** Start of LISTING **
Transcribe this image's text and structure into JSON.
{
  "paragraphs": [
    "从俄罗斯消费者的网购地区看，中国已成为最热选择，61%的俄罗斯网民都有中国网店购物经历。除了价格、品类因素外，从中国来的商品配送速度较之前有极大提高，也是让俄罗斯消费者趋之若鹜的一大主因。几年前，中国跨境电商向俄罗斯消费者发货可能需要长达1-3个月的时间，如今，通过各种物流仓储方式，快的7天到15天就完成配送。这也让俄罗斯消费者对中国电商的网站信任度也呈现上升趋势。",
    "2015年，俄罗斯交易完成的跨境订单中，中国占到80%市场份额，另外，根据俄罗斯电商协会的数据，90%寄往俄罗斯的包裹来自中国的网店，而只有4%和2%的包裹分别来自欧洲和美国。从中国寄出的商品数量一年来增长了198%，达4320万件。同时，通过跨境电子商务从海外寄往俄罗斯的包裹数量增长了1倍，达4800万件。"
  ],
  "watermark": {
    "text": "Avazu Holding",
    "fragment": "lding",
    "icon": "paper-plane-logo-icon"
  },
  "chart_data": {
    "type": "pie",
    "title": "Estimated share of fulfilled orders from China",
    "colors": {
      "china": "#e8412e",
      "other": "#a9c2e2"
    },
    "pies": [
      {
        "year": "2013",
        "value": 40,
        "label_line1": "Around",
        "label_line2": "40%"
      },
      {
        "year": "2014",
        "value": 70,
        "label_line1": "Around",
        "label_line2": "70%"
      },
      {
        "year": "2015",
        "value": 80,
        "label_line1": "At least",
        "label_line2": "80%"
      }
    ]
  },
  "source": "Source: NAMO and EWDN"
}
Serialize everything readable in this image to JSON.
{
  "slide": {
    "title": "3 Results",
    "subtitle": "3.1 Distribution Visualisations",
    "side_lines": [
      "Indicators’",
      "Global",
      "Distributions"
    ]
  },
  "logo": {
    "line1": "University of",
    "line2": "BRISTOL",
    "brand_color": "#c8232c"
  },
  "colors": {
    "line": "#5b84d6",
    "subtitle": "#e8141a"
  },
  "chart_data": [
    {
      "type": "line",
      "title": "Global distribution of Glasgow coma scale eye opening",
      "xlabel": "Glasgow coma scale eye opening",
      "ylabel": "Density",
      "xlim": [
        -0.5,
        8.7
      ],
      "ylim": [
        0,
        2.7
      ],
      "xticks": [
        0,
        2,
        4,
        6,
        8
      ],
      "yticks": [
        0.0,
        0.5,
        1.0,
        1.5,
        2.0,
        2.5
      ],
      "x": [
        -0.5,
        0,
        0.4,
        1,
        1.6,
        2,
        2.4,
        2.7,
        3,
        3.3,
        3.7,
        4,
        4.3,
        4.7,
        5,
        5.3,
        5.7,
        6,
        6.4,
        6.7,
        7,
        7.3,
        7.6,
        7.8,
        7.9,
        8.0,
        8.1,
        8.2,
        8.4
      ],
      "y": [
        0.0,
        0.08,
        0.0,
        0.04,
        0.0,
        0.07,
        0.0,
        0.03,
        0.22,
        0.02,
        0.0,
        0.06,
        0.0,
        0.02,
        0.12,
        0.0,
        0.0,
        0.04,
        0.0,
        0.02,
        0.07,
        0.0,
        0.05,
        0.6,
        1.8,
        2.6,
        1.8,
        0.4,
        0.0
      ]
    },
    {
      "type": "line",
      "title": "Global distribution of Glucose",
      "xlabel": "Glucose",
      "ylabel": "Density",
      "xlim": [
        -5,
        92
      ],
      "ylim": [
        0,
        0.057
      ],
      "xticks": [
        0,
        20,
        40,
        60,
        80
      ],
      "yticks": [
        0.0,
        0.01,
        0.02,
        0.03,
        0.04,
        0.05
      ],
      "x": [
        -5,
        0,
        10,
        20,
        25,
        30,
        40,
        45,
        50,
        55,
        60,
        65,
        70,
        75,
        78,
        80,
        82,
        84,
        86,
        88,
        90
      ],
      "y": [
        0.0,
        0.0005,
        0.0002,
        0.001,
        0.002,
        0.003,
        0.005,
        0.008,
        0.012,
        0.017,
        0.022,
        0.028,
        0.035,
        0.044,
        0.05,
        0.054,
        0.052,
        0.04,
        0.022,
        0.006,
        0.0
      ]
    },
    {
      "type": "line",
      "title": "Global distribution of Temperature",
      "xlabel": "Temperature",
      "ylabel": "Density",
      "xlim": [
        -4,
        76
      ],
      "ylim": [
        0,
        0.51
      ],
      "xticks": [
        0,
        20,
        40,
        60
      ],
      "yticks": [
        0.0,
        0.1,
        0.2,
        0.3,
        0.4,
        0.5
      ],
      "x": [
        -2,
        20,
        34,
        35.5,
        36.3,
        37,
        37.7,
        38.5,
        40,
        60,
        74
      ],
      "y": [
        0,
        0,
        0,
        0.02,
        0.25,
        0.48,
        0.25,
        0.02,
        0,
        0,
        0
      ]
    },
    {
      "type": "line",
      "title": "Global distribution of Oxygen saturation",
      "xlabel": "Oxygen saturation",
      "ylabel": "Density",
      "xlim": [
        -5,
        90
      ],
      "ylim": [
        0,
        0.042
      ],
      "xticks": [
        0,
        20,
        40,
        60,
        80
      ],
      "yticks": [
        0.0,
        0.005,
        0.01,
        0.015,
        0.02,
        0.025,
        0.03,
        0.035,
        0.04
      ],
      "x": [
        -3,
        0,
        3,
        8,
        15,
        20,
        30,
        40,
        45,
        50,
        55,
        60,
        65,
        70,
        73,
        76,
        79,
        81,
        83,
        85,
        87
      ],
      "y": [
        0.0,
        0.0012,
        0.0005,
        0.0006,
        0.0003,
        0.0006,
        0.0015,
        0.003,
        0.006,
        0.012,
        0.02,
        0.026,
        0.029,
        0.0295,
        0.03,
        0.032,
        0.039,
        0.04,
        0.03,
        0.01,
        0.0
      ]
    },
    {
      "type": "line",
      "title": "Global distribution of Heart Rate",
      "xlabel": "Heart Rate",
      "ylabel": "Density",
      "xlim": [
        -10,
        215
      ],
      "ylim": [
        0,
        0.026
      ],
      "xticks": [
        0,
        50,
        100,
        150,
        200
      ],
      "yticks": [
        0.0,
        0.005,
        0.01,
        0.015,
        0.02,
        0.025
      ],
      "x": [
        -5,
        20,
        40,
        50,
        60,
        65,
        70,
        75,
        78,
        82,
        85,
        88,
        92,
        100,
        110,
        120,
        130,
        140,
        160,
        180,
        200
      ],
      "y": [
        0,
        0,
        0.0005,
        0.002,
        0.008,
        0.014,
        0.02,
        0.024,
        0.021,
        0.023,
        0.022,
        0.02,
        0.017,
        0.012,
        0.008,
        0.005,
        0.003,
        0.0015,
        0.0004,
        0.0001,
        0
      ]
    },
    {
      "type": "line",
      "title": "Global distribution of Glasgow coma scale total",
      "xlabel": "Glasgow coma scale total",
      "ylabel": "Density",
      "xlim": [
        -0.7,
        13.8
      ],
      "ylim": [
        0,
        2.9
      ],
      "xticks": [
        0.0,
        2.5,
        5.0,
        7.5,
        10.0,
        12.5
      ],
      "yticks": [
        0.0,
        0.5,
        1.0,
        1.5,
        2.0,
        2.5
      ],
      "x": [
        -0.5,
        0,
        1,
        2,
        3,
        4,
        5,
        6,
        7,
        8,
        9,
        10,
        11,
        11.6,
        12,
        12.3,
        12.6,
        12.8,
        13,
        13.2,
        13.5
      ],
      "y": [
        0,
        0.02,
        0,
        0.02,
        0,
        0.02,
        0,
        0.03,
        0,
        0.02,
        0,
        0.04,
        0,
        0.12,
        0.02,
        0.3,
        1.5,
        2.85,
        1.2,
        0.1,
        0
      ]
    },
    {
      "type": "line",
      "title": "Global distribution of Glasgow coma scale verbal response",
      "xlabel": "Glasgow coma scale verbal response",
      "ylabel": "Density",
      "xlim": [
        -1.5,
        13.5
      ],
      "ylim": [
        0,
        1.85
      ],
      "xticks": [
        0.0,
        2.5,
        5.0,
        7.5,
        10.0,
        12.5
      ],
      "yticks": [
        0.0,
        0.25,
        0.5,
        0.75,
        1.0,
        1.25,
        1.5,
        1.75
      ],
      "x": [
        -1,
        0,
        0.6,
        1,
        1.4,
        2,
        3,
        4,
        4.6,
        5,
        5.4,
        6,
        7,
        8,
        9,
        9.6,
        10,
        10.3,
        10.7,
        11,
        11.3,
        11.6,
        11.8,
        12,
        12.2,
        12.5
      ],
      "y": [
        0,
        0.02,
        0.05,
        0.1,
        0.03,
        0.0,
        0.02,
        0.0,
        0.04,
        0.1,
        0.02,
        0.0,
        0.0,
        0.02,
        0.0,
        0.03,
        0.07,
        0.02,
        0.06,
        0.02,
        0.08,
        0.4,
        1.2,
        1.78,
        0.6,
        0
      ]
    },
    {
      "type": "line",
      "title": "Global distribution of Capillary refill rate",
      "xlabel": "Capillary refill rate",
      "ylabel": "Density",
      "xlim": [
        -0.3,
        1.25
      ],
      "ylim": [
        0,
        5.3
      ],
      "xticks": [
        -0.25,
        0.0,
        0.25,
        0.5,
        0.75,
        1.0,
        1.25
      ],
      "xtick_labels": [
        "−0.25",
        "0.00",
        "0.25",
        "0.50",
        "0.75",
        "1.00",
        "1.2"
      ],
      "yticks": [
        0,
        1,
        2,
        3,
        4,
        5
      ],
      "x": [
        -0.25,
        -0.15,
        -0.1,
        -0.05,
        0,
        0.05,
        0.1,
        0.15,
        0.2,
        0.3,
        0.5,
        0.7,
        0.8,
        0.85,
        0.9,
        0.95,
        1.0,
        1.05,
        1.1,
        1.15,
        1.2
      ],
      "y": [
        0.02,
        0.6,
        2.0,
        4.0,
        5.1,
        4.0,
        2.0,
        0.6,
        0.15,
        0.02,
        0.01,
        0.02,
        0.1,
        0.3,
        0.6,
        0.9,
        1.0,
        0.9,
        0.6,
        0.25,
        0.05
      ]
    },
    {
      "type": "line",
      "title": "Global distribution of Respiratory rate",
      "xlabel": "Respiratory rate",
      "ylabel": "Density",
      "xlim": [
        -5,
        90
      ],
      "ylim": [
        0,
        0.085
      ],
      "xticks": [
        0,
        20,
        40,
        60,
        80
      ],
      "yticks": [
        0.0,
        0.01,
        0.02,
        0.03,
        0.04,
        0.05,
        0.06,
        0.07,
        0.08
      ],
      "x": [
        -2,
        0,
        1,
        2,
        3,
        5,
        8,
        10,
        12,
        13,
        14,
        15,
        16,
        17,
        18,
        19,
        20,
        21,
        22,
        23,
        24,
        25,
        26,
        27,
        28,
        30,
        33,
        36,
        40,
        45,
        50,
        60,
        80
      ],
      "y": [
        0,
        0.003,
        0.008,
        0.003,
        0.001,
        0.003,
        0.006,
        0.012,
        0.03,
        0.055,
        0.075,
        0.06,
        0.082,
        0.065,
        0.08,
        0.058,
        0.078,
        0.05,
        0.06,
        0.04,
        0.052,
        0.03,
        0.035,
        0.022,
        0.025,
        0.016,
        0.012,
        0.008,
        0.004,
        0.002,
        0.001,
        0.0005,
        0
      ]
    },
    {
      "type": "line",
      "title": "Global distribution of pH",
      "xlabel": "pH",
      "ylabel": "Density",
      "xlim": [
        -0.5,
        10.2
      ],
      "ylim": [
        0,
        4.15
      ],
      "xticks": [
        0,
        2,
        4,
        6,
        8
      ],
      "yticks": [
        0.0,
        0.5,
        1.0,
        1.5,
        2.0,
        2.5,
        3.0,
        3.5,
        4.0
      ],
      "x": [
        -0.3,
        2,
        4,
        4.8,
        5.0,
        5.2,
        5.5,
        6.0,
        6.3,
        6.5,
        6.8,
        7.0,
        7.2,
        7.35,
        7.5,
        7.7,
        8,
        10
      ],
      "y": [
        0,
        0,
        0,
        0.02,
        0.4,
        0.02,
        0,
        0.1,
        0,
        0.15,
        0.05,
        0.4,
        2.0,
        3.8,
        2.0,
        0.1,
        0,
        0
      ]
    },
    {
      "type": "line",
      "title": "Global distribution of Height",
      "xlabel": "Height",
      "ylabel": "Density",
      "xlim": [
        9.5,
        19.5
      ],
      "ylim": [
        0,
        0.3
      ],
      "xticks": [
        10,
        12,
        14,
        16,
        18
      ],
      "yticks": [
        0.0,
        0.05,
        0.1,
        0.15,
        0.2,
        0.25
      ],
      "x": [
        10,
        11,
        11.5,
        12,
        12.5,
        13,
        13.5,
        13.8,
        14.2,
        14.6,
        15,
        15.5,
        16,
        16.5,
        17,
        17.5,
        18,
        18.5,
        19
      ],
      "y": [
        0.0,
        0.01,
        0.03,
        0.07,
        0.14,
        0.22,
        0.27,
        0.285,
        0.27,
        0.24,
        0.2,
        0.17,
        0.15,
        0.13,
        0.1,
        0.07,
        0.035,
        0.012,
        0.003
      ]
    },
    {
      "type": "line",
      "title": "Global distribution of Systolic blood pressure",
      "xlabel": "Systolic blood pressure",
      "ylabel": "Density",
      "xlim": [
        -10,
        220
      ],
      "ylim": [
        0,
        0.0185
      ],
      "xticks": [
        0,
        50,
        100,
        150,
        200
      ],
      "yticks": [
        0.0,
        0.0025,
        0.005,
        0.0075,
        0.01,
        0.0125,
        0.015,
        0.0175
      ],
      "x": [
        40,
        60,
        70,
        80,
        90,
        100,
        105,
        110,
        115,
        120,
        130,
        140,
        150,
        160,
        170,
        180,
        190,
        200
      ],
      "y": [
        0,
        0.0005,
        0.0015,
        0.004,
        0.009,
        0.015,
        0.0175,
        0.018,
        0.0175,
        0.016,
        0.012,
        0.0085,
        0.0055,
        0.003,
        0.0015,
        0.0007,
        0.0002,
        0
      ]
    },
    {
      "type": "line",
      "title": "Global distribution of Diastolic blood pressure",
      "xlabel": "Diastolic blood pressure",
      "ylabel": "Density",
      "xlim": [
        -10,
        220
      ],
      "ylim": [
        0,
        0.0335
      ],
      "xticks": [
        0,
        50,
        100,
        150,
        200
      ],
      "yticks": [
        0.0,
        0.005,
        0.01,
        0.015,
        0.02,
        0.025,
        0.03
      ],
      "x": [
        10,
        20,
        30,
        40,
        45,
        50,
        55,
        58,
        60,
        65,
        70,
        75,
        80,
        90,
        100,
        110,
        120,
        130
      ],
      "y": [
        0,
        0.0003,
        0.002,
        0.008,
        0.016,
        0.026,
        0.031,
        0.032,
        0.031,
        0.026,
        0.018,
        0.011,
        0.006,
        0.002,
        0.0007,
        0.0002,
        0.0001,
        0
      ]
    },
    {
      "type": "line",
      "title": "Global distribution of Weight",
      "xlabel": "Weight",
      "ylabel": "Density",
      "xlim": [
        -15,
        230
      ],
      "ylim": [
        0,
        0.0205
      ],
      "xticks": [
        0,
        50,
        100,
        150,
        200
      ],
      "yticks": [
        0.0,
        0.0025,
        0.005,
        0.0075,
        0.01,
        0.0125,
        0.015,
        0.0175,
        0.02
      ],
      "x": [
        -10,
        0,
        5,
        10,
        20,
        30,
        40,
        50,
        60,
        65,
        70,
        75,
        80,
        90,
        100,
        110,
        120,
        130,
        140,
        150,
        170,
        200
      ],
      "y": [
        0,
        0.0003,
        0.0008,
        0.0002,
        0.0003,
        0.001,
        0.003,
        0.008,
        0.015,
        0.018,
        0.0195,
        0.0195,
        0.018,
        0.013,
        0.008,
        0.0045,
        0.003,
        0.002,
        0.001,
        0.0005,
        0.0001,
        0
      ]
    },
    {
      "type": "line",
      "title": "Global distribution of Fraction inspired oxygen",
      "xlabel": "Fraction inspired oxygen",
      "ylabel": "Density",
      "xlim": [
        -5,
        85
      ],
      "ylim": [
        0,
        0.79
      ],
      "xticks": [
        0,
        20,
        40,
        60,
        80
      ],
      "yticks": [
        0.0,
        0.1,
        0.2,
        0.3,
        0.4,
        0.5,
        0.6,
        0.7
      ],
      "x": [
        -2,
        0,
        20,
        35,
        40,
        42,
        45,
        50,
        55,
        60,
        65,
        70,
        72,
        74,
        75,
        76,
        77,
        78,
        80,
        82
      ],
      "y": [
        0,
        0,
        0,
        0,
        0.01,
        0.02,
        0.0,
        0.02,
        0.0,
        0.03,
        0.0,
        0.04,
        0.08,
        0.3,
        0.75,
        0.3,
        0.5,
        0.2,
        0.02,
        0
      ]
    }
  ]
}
** End of LISTING **
§ INSTRUCTIONS TO FOLLOW: Filter the data, keeping only the lines that contain "Temperature".

§ EXERCISE RESULT:
      "title": "Global distribution of Temperature",
      "xlabel": "Temperature",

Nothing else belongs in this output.